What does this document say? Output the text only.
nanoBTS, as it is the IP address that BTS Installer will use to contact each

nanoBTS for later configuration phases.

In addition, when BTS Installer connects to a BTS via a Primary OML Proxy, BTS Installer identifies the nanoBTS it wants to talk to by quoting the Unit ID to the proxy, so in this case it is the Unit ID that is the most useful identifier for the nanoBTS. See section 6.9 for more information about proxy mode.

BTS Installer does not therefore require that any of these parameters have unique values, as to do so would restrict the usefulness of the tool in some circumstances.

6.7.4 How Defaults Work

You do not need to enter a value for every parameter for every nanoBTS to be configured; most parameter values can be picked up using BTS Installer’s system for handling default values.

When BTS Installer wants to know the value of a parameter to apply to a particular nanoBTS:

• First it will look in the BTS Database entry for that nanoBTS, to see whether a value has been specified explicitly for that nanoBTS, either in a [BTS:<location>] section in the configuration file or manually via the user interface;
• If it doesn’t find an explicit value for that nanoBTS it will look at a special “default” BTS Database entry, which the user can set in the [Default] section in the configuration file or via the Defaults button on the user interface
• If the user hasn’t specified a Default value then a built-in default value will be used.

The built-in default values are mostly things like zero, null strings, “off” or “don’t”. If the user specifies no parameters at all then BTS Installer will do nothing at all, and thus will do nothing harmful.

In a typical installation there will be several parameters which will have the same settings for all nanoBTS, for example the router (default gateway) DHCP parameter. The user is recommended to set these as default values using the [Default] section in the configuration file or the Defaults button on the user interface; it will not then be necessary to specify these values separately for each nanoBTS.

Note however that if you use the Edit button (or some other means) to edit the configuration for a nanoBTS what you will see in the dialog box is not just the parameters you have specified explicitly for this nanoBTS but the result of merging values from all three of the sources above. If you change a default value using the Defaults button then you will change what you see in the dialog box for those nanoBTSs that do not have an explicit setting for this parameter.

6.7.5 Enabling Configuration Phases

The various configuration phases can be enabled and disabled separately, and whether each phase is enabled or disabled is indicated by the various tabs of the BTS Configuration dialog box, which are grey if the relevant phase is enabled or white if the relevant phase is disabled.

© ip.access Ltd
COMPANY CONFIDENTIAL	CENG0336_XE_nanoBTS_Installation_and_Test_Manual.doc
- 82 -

_Description of the task_
Return only the count of lines in the records that hold the word "wants".

_Answer to the problem_
2